■ **MATERIAL**:
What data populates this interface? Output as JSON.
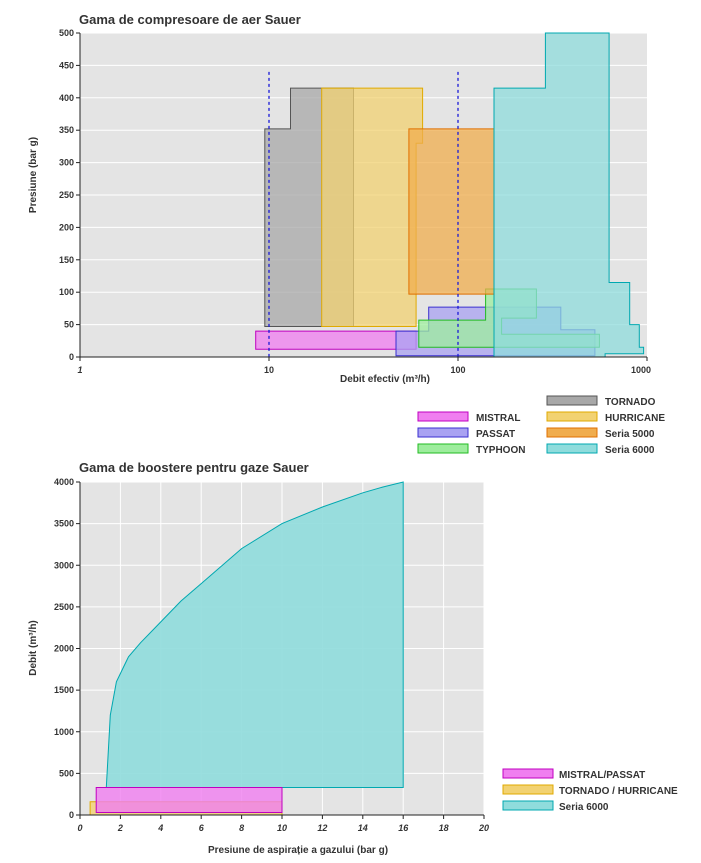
{
  "charts": [
    {
      "title": "Gama de compresoare de aer Sauer",
      "x_axis_label": "Debit efectiv (m³/h)",
      "y_axis_label": "Presiune (bar g)"
    },
    {
      "title": "Gama de boostere pentru gaze Sauer",
      "x_axis_label": "Presiune de aspirație a gazului (bar g)",
      "y_axis_label": "Debit (m³/h)"
    }
  ],
  "chart_data": [
    {
      "type": "area",
      "title": "Gama de compresoare de aer Sauer",
      "xlabel": "Debit efectiv (m³/h)",
      "ylabel": "Presiune (bar g)",
      "x_scale": "log",
      "xlim": [
        1,
        1000
      ],
      "ylim": [
        0,
        500
      ],
      "x_ticks": [
        "1",
        "10",
        "100",
        "1000"
      ],
      "x_tick_values": [
        1,
        10,
        100,
        1000
      ],
      "y_ticks": [
        0,
        50,
        100,
        150,
        200,
        250,
        300,
        350,
        400,
        450,
        500
      ],
      "grid": true,
      "legend_position": "bottom-right",
      "reference_lines_x": [
        10,
        100
      ],
      "series": [
        {
          "name": "MISTRAL",
          "color": "#f07ef0",
          "border": "#c000c0",
          "x": [
            8.5,
            60,
            60,
            8.5
          ],
          "y": [
            40,
            40,
            12,
            12
          ]
        },
        {
          "name": "PASSAT",
          "color": "#a9a2f2",
          "border": "#3a2fd0",
          "x": [
            47,
            47,
            70,
            70,
            350,
            350,
            530,
            530,
            47
          ],
          "y": [
            2,
            40,
            40,
            77,
            77,
            42,
            42,
            2,
            2
          ]
        },
        {
          "name": "TYPHOON",
          "color": "#9ded9d",
          "border": "#22bb22",
          "x": [
            140,
            140,
            260,
            260,
            170,
            170,
            560,
            560,
            62,
            62,
            140
          ],
          "y": [
            57,
            105,
            105,
            60,
            60,
            35,
            35,
            15,
            15,
            57,
            57
          ]
        },
        {
          "name": "TORNADO",
          "color": "#a8a8a8",
          "border": "#555555",
          "x": [
            9.5,
            9.5,
            13,
            13,
            28,
            28,
            9.5
          ],
          "y": [
            47,
            352,
            352,
            415,
            415,
            47,
            47
          ]
        },
        {
          "name": "HURRICANE",
          "color": "#f2d272",
          "border": "#e0aa00",
          "x": [
            19,
            19,
            65,
            65,
            60,
            60,
            19
          ],
          "y": [
            47,
            415,
            415,
            330,
            330,
            47,
            47
          ]
        },
        {
          "name": "Seria 5000",
          "color": "#f0ad4e",
          "border": "#e07000",
          "x": [
            55,
            55,
            155,
            155,
            55
          ],
          "y": [
            97,
            352,
            352,
            97,
            97
          ]
        },
        {
          "name": "Seria 6000",
          "color": "#8fdcdc",
          "border": "#00a8b0",
          "x": [
            155,
            155,
            290,
            290,
            630,
            630,
            810,
            810,
            910,
            910,
            960,
            960,
            600,
            600,
            155
          ],
          "y": [
            0,
            415,
            415,
            500,
            500,
            115,
            115,
            50,
            50,
            15,
            15,
            5,
            5,
            0,
            0
          ]
        }
      ]
    },
    {
      "type": "area",
      "title": "Gama de boostere pentru gaze Sauer",
      "xlabel": "Presiune de aspirație a gazului (bar g)",
      "ylabel": "Debit (m³/h)",
      "xlim": [
        0,
        20
      ],
      "ylim": [
        0,
        4000
      ],
      "x_ticks": [
        0,
        2,
        4,
        6,
        8,
        10,
        12,
        14,
        16,
        18,
        20
      ],
      "y_ticks": [
        0,
        500,
        1000,
        1500,
        2000,
        2500,
        3000,
        3500,
        4000
      ],
      "grid": true,
      "legend_position": "bottom-right",
      "series": [
        {
          "name": "MISTRAL/PASSAT",
          "color": "#f07ef0",
          "border": "#c000c0",
          "x": [
            0.8,
            10,
            10,
            0.8,
            0.8
          ],
          "y": [
            330,
            330,
            30,
            30,
            330
          ]
        },
        {
          "name": "TORNADO / HURRICANE",
          "color": "#f2d272",
          "border": "#e0aa00",
          "x": [
            0.5,
            10,
            10,
            0.5,
            0.5
          ],
          "y": [
            160,
            160,
            0,
            0,
            160
          ]
        },
        {
          "name": "Seria 6000",
          "color": "#8fdcdc",
          "border": "#00a8b0",
          "x": [
            1.3,
            1.5,
            1.8,
            2,
            2.4,
            3,
            4,
            5,
            6,
            8,
            10,
            12,
            14,
            15,
            16,
            16,
            1.3
          ],
          "y": [
            330,
            1200,
            1600,
            1700,
            1900,
            2070,
            2320,
            2570,
            2780,
            3200,
            3500,
            3700,
            3870,
            3940,
            4000,
            330,
            330
          ]
        }
      ]
    }
  ]
}
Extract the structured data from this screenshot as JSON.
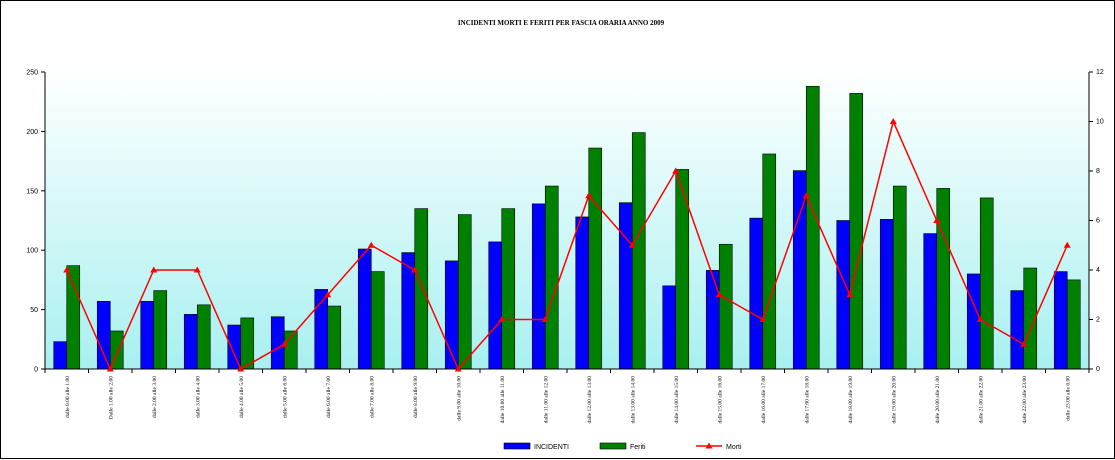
{
  "chart_data": {
    "type": "bar",
    "title": "INCIDENTI MORTI E FERITI PER FASCIA ORARIA ANNO 2009",
    "categories": [
      "dalle 0.00 alle 1.00",
      "Dalle 1.00 alle 2.00",
      "dalle 2.00 alle 3.00",
      "dalle 3.00 alle 4.00",
      "dalle 4.00 alle 5.00",
      "dalle 5.00 alle 6.00",
      "dalle 6.00 alle 7.00",
      "dalle 7.00 alle 8.00",
      "dalle 8.00 alle 9.00",
      "dalle 9.00 alle 10.00",
      "dalle 10.00 alle 11.00",
      "dalle 11.00 alle 12.00",
      "dalle 12.00 alle 13.00",
      "dalle 13.00 alle 14.00",
      "dalle 14.00 alle 15.00",
      "dalle 15.00 alle 16.00",
      "dalle 16.00 alle 17.00",
      "dalle 17.00 alle 18.00",
      "dalle 18.00 alle 19.00",
      "dalle 19.00 alle 20.00",
      "dalle 20.00 alle 21.00",
      "dalle 21.00 alle 22.00",
      "dalle 22.00 alle 23.00",
      "dalle 23.00 alle 0.00"
    ],
    "series": [
      {
        "name": "INCIDENTI",
        "axis": "left",
        "kind": "bar",
        "color": "#0000ff",
        "values": [
          23,
          57,
          57,
          46,
          37,
          44,
          67,
          101,
          98,
          91,
          107,
          139,
          128,
          140,
          70,
          83,
          127,
          167,
          125,
          126,
          114,
          80,
          66,
          82
        ]
      },
      {
        "name": "Feriti",
        "axis": "left",
        "kind": "bar",
        "color": "#008000",
        "values": [
          87,
          32,
          66,
          54,
          43,
          32,
          53,
          82,
          135,
          130,
          135,
          154,
          186,
          199,
          168,
          105,
          181,
          238,
          232,
          154,
          152,
          144,
          85,
          75
        ]
      },
      {
        "name": "Morti",
        "axis": "right",
        "kind": "line",
        "color": "#ff0000",
        "values": [
          4,
          0,
          4,
          4,
          0,
          1,
          3,
          5,
          4,
          0,
          2,
          2,
          7,
          5,
          8,
          3,
          2,
          7,
          3,
          10,
          6,
          2,
          1,
          5
        ]
      }
    ],
    "ylim": [
      0,
      250
    ],
    "y_ticks": [
      "0",
      "50",
      "100",
      "150",
      "200",
      "250"
    ],
    "y2lim": [
      0,
      12
    ],
    "y2_ticks": [
      "0",
      "2",
      "4",
      "6",
      "8",
      "10",
      "12"
    ],
    "plot_background": "gradient white-to-cyan",
    "grid": false,
    "legend_position": "bottom"
  }
}
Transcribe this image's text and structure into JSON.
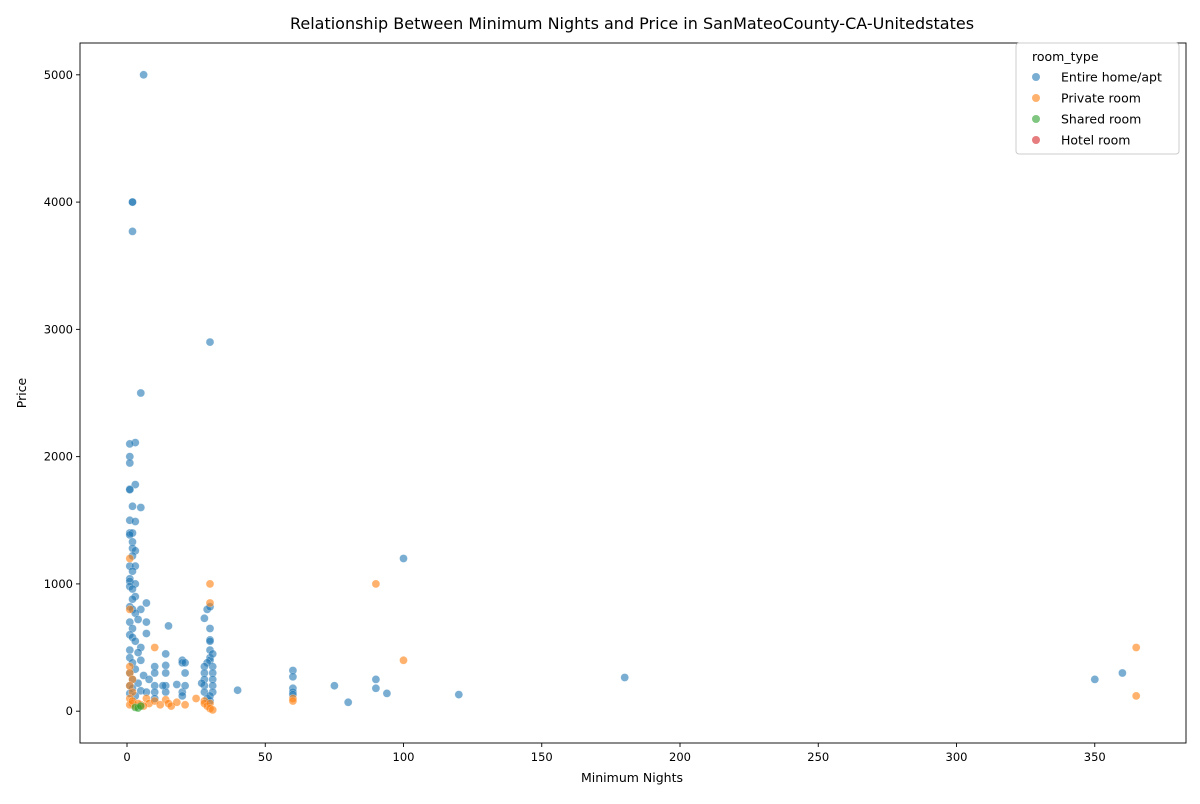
{
  "chart_data": {
    "type": "scatter",
    "title": "Relationship Between Minimum Nights and Price in SanMateoCounty-CA-Unitedstates",
    "xlabel": "Minimum Nights",
    "ylabel": "Price",
    "xlim": [
      -17,
      383
    ],
    "ylim": [
      -250,
      5250
    ],
    "xticks": [
      0,
      50,
      100,
      150,
      200,
      250,
      300,
      350
    ],
    "yticks": [
      0,
      1000,
      2000,
      3000,
      4000,
      5000
    ],
    "grid": false,
    "legend": {
      "title": "room_type",
      "position": "top-right",
      "entries": [
        "Entire home/apt",
        "Private room",
        "Shared room",
        "Hotel room"
      ]
    },
    "series": [
      {
        "name": "Entire home/apt",
        "color": "#1f77b4",
        "points": [
          [
            6,
            5000
          ],
          [
            2,
            4000
          ],
          [
            2,
            4000
          ],
          [
            2,
            3770
          ],
          [
            30,
            2900
          ],
          [
            5,
            2500
          ],
          [
            3,
            2110
          ],
          [
            1,
            2100
          ],
          [
            1,
            2000
          ],
          [
            1,
            1950
          ],
          [
            3,
            1780
          ],
          [
            1,
            1745
          ],
          [
            1,
            1740
          ],
          [
            5,
            1600
          ],
          [
            2,
            1610
          ],
          [
            1,
            1500
          ],
          [
            3,
            1490
          ],
          [
            1,
            1400
          ],
          [
            2,
            1400
          ],
          [
            1,
            1385
          ],
          [
            2,
            1330
          ],
          [
            2,
            1280
          ],
          [
            3,
            1260
          ],
          [
            2,
            1220
          ],
          [
            1,
            1140
          ],
          [
            3,
            1140
          ],
          [
            2,
            1100
          ],
          [
            1,
            1040
          ],
          [
            1,
            1020
          ],
          [
            3,
            1000
          ],
          [
            1,
            980
          ],
          [
            2,
            960
          ],
          [
            3,
            900
          ],
          [
            2,
            880
          ],
          [
            1,
            820
          ],
          [
            2,
            800
          ],
          [
            5,
            800
          ],
          [
            3,
            770
          ],
          [
            7,
            850
          ],
          [
            4,
            720
          ],
          [
            1,
            700
          ],
          [
            7,
            700
          ],
          [
            2,
            650
          ],
          [
            1,
            600
          ],
          [
            2,
            580
          ],
          [
            7,
            610
          ],
          [
            3,
            550
          ],
          [
            5,
            500
          ],
          [
            1,
            480
          ],
          [
            4,
            460
          ],
          [
            1,
            420
          ],
          [
            2,
            380
          ],
          [
            5,
            400
          ],
          [
            3,
            330
          ],
          [
            1,
            300
          ],
          [
            6,
            280
          ],
          [
            2,
            250
          ],
          [
            4,
            220
          ],
          [
            1,
            200
          ],
          [
            8,
            250
          ],
          [
            2,
            180
          ],
          [
            5,
            160
          ],
          [
            1,
            140
          ],
          [
            3,
            120
          ],
          [
            7,
            150
          ],
          [
            10,
            350
          ],
          [
            10,
            300
          ],
          [
            10,
            200
          ],
          [
            10,
            150
          ],
          [
            10,
            100
          ],
          [
            14,
            360
          ],
          [
            14,
            300
          ],
          [
            14,
            450
          ],
          [
            14,
            200
          ],
          [
            14,
            150
          ],
          [
            15,
            670
          ],
          [
            13,
            200
          ],
          [
            18,
            210
          ],
          [
            20,
            400
          ],
          [
            20,
            380
          ],
          [
            20,
            150
          ],
          [
            21,
            200
          ],
          [
            21,
            300
          ],
          [
            21,
            380
          ],
          [
            20,
            120
          ],
          [
            28,
            730
          ],
          [
            29,
            800
          ],
          [
            30,
            820
          ],
          [
            30,
            650
          ],
          [
            30,
            560
          ],
          [
            30,
            550
          ],
          [
            30,
            480
          ],
          [
            30,
            420
          ],
          [
            30,
            400
          ],
          [
            31,
            450
          ],
          [
            31,
            350
          ],
          [
            31,
            300
          ],
          [
            31,
            250
          ],
          [
            29,
            380
          ],
          [
            28,
            350
          ],
          [
            28,
            300
          ],
          [
            28,
            250
          ],
          [
            28,
            200
          ],
          [
            28,
            150
          ],
          [
            29,
            100
          ],
          [
            30,
            80
          ],
          [
            31,
            200
          ],
          [
            31,
            150
          ],
          [
            30,
            120
          ],
          [
            60,
            320
          ],
          [
            60,
            270
          ],
          [
            60,
            180
          ],
          [
            60,
            150
          ],
          [
            60,
            130
          ],
          [
            75,
            200
          ],
          [
            80,
            70
          ],
          [
            90,
            250
          ],
          [
            90,
            180
          ],
          [
            94,
            140
          ],
          [
            100,
            1200
          ],
          [
            120,
            130
          ],
          [
            180,
            265
          ],
          [
            350,
            250
          ],
          [
            360,
            300
          ],
          [
            40,
            165
          ],
          [
            27,
            220
          ]
        ]
      },
      {
        "name": "Private room",
        "color": "#ff7f0e",
        "points": [
          [
            1,
            1200
          ],
          [
            1,
            800
          ],
          [
            1,
            350
          ],
          [
            1,
            300
          ],
          [
            2,
            250
          ],
          [
            1,
            200
          ],
          [
            2,
            150
          ],
          [
            1,
            100
          ],
          [
            2,
            60
          ],
          [
            1,
            50
          ],
          [
            3,
            40
          ],
          [
            5,
            50
          ],
          [
            2,
            80
          ],
          [
            7,
            100
          ],
          [
            8,
            60
          ],
          [
            10,
            500
          ],
          [
            10,
            80
          ],
          [
            12,
            50
          ],
          [
            14,
            90
          ],
          [
            15,
            60
          ],
          [
            16,
            40
          ],
          [
            18,
            70
          ],
          [
            21,
            50
          ],
          [
            25,
            100
          ],
          [
            28,
            80
          ],
          [
            28,
            60
          ],
          [
            29,
            40
          ],
          [
            30,
            1000
          ],
          [
            30,
            850
          ],
          [
            30,
            60
          ],
          [
            30,
            20
          ],
          [
            31,
            10
          ],
          [
            60,
            100
          ],
          [
            60,
            80
          ],
          [
            90,
            1000
          ],
          [
            100,
            400
          ],
          [
            365,
            500
          ],
          [
            365,
            120
          ],
          [
            6,
            40
          ],
          [
            4,
            60
          ]
        ]
      },
      {
        "name": "Shared room",
        "color": "#2ca02c",
        "points": [
          [
            3,
            30
          ],
          [
            4,
            25
          ],
          [
            5,
            40
          ]
        ]
      },
      {
        "name": "Hotel room",
        "color": "#d62728",
        "points": []
      }
    ]
  }
}
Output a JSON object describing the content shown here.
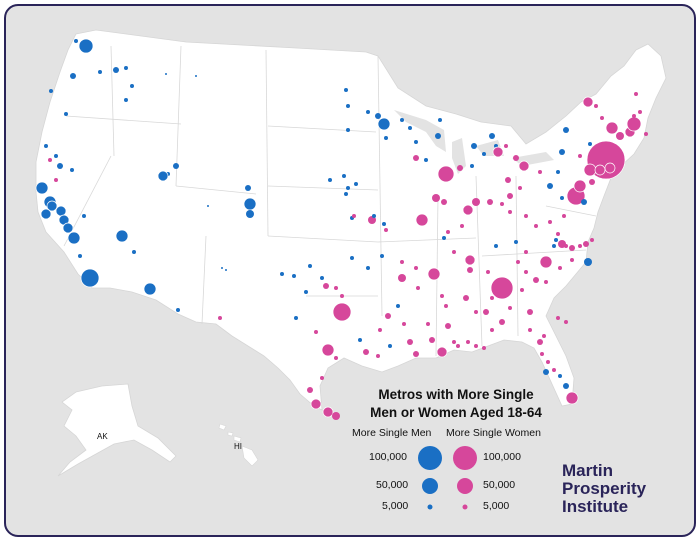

■ **SHORT TASK**: Check each line of the data above for the string "aspirație", then report how many lines have it, with no other words.

■ **ANSWER FOR THE TASK**: 2